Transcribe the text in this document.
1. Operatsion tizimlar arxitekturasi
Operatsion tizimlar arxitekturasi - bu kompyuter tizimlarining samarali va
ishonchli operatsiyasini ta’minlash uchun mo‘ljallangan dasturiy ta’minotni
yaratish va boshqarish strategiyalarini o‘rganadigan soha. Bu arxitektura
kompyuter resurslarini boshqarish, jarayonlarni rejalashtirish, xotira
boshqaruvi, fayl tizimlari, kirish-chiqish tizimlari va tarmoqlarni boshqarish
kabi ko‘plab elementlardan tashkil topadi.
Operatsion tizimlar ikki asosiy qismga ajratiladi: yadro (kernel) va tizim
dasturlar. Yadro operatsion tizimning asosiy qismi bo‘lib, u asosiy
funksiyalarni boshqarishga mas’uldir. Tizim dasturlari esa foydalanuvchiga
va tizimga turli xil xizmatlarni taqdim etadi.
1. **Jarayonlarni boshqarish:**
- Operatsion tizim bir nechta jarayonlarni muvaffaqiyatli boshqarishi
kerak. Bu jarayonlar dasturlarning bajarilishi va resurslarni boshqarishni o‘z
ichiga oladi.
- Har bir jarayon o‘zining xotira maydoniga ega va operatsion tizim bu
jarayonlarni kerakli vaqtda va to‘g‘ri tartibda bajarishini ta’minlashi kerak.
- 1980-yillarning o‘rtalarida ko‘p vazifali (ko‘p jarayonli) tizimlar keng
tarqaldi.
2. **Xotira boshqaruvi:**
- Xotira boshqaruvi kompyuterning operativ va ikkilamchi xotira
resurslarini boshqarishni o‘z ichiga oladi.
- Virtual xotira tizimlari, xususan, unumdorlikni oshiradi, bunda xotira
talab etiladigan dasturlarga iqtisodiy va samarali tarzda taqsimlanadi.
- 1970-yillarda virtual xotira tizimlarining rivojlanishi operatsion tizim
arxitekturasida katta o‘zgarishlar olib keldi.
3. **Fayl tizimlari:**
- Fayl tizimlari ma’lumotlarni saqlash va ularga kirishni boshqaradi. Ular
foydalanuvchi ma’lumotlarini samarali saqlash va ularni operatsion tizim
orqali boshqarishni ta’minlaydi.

__TO DO__
Every line containing the string "oladi" must be listed.

__TASK ANSWER__
ichiga oladi.
resurslarini boshqarishni o‘z ichiga oladi.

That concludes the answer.